# START OF Entries

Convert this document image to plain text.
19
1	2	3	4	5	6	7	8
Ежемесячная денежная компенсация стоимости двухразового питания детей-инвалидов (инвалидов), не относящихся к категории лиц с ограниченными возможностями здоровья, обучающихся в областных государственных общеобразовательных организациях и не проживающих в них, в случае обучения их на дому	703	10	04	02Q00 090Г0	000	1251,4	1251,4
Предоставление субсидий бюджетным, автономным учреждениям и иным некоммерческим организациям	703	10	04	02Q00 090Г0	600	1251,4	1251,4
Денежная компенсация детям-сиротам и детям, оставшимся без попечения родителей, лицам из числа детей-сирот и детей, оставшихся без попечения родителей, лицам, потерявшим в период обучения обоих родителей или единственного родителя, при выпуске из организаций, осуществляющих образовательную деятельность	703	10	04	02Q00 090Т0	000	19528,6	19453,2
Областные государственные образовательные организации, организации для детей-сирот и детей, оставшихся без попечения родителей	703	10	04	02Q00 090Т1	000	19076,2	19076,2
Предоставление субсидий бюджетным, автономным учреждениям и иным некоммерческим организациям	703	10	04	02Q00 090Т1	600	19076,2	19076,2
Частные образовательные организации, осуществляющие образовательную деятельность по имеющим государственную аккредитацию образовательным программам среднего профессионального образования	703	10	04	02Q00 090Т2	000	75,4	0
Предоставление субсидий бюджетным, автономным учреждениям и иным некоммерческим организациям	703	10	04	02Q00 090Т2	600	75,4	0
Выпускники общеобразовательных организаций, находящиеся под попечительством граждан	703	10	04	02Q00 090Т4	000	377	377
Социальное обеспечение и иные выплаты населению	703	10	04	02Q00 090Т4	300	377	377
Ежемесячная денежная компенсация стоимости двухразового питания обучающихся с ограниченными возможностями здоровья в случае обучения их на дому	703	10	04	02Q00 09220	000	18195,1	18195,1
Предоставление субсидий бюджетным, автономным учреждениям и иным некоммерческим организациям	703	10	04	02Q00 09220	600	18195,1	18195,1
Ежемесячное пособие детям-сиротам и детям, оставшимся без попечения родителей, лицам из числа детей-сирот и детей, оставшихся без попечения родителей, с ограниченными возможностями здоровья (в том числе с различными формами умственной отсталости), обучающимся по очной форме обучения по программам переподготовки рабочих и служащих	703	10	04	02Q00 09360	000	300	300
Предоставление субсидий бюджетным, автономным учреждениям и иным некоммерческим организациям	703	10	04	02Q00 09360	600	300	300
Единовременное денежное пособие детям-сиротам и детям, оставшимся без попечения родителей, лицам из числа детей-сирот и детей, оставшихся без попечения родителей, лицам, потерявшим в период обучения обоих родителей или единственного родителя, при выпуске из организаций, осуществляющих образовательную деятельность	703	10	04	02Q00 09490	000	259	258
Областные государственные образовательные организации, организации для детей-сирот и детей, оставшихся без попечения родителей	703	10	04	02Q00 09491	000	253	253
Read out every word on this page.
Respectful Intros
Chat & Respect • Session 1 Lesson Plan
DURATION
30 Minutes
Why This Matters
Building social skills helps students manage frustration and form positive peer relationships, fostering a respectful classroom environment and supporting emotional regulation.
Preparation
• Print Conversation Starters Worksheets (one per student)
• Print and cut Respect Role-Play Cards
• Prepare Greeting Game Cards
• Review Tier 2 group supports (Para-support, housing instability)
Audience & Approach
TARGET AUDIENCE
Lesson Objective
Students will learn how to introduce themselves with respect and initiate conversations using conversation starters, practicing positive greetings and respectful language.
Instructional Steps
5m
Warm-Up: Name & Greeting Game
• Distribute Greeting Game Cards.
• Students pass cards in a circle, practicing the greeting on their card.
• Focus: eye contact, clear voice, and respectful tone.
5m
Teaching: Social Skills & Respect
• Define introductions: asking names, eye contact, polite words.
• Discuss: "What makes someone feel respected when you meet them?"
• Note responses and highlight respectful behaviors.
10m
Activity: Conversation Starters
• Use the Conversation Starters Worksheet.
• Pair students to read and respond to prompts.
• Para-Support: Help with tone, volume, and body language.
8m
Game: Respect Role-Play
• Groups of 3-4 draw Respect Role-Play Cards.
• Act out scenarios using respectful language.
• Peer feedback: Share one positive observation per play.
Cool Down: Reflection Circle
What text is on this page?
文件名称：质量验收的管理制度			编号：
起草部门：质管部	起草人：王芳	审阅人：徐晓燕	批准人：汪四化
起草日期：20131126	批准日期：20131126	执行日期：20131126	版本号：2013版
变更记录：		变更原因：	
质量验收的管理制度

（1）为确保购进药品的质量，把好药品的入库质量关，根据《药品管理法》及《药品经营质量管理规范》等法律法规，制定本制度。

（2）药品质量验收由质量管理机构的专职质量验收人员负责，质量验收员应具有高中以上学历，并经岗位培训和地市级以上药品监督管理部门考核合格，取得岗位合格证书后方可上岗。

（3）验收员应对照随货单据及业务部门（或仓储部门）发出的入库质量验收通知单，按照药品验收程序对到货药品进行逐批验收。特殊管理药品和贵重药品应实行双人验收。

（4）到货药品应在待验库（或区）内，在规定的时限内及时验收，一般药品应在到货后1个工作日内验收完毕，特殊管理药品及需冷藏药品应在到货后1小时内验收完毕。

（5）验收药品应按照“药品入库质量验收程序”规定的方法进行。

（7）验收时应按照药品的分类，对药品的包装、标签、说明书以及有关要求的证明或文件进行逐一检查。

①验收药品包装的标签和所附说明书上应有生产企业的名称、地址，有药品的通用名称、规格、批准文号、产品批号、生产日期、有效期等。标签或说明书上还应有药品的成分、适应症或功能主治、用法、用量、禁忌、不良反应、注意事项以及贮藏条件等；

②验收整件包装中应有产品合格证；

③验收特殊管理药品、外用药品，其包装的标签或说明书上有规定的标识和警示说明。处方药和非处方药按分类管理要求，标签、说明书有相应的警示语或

# END OF Entries

--- Task description ---
Copy down the whole of the data above, matching it exactly.

--- Solution to the problem ---
Convert this document image to plain text.
19
1	2	3	4	5	6	7	8
Ежемесячная денежная компенсация стоимости двухразового питания детей-инвалидов (инвалидов), не относящихся к категории лиц с ограниченными возможностями здоровья, обучающихся в областных государственных общеобразовательных организациях и не проживающих в них, в случае обучения их на дому	703	10	04	02Q00 090Г0	000	1251,4	1251,4
Предоставление субсидий бюджетным, автономным учреждениям и иным некоммерческим организациям	703	10	04	02Q00 090Г0	600	1251,4	1251,4
Денежная компенсация детям-сиротам и детям, оставшимся без попечения родителей, лицам из числа детей-сирот и детей, оставшихся без попечения родителей, лицам, потерявшим в период обучения обоих родителей или единственного родителя, при выпуске из организаций, осуществляющих образовательную деятельность	703	10	04	02Q00 090Т0	000	19528,6	19453,2
Областные государственные образовательные организации, организации для детей-сирот и детей, оставшихся без попечения родителей	703	10	04	02Q00 090Т1	000	19076,2	19076,2
Предоставление субсидий бюджетным, автономным учреждениям и иным некоммерческим организациям	703	10	04	02Q00 090Т1	600	19076,2	19076,2
Частные образовательные организации, осуществляющие образовательную деятельность по имеющим государственную аккредитацию образовательным программам среднего профессионального образования	703	10	04	02Q00 090Т2	000	75,4	0
Предоставление субсидий бюджетным, автономным учреждениям и иным некоммерческим организациям	703	10	04	02Q00 090Т2	600	75,4	0
Выпускники общеобразовательных организаций, находящиеся под попечительством граждан	703	10	04	02Q00 090Т4	000	377	377
Социальное обеспечение и иные выплаты населению	703	10	04	02Q00 090Т4	300	377	377
Ежемесячная денежная компенсация стоимости двухразового питания обучающихся с ограниченными возможностями здоровья в случае обучения их на дому	703	10	04	02Q00 09220	000	18195,1	18195,1
Предоставление субсидий бюджетным, автономным учреждениям и иным некоммерческим организациям	703	10	04	02Q00 09220	600	18195,1	18195,1
Ежемесячное пособие детям-сиротам и детям, оставшимся без попечения родителей, лицам из числа детей-сирот и детей, оставшихся без попечения родителей, с ограниченными возможностями здоровья (в том числе с различными формами умственной отсталости), обучающимся по очной форме обучения по программам переподготовки рабочих и служащих	703	10	04	02Q00 09360	000	300	300
Предоставление субсидий бюджетным, автономным учреждениям и иным некоммерческим организациям	703	10	04	02Q00 09360	600	300	300
Единовременное денежное пособие детям-сиротам и детям, оставшимся без попечения родителей, лицам из числа детей-сирот и детей, оставшихся без попечения родителей, лицам, потерявшим в период обучения обоих родителей или единственного родителя, при выпуске из организаций, осуществляющих образовательную деятельность	703	10	04	02Q00 09490	000	259	258
Областные государственные образовательные организации, организации для детей-сирот и детей, оставшихся без попечения родителей	703	10	04	02Q00 09491	000	253	253
Read out every word on this page.
Respectful Intros
Chat & Respect • Session 1 Lesson Plan
DURATION
30 Minutes
Why This Matters
Building social skills helps students manage frustration and form positive peer relationships, fostering a respectful classroom environment and supporting emotional regulation.
Preparation
• Print Conversation Starters Worksheets (one per student)
• Print and cut Respect Role-Play Cards
• Prepare Greeting Game Cards
• Review Tier 2 group supports (Para-support, housing instability)
Audience & Approach
TARGET AUDIENCE
Lesson Objective
Students will learn how to introduce themselves with respect and initiate conversations using conversation starters, practicing positive greetings and respectful language.
Instructional Steps
5m
Warm-Up: Name & Greeting Game
• Distribute Greeting Game Cards.
• Students pass cards in a circle, practicing the greeting on their card.
• Focus: eye contact, clear voice, and respectful tone.
5m
Teaching: Social Skills & Respect
• Define introductions: asking names, eye contact, polite words.
• Discuss: "What makes someone feel respected when you meet them?"
• Note responses and highlight respectful behaviors.
10m
Activity: Conversation Starters
• Use the Conversation Starters Worksheet.
• Pair students to read and respond to prompts.
• Para-Support: Help with tone, volume, and body language.
8m
Game: Respect Role-Play
• Groups of 3-4 draw Respect Role-Play Cards.
• Act out scenarios using respectful language.
• Peer feedback: Share one positive observation per play.
Cool Down: Reflection Circle
What text is on this page?
文件名称：质量验收的管理制度			编号：
起草部门：质管部	起草人：王芳	审阅人：徐晓燕	批准人：汪四化
起草日期：20131126	批准日期：20131126	执行日期：20131126	版本号：2013版
变更记录：		变更原因：	
质量验收的管理制度

（1）为确保购进药品的质量，把好药品的入库质量关，根据《药品管理法》及《药品经营质量管理规范》等法律法规，制定本制度。

（2）药品质量验收由质量管理机构的专职质量验收人员负责，质量验收员应具有高中以上学历，并经岗位培训和地市级以上药品监督管理部门考核合格，取得岗位合格证书后方可上岗。

（3）验收员应对照随货单据及业务部门（或仓储部门）发出的入库质量验收通知单，按照药品验收程序对到货药品进行逐批验收。特殊管理药品和贵重药品应实行双人验收。

（4）到货药品应在待验库（或区）内，在规定的时限内及时验收，一般药品应在到货后1个工作日内验收完毕，特殊管理药品及需冷藏药品应在到货后1小时内验收完毕。

（5）验收药品应按照“药品入库质量验收程序”规定的方法进行。

（7）验收时应按照药品的分类，对药品的包装、标签、说明书以及有关要求的证明或文件进行逐一检查。

①验收药品包装的标签和所附说明书上应有生产企业的名称、地址，有药品的通用名称、规格、批准文号、产品批号、生产日期、有效期等。标签或说明书上还应有药品的成分、适应症或功能主治、用法、用量、禁忌、不良反应、注意事项以及贮藏条件等；

②验收整件包装中应有产品合格证；

③验收特殊管理药品、外用药品，其包装的标签或说明书上有规定的标识和警示说明。处方药和非处方药按分类管理要求，标签、说明书有相应的警示语或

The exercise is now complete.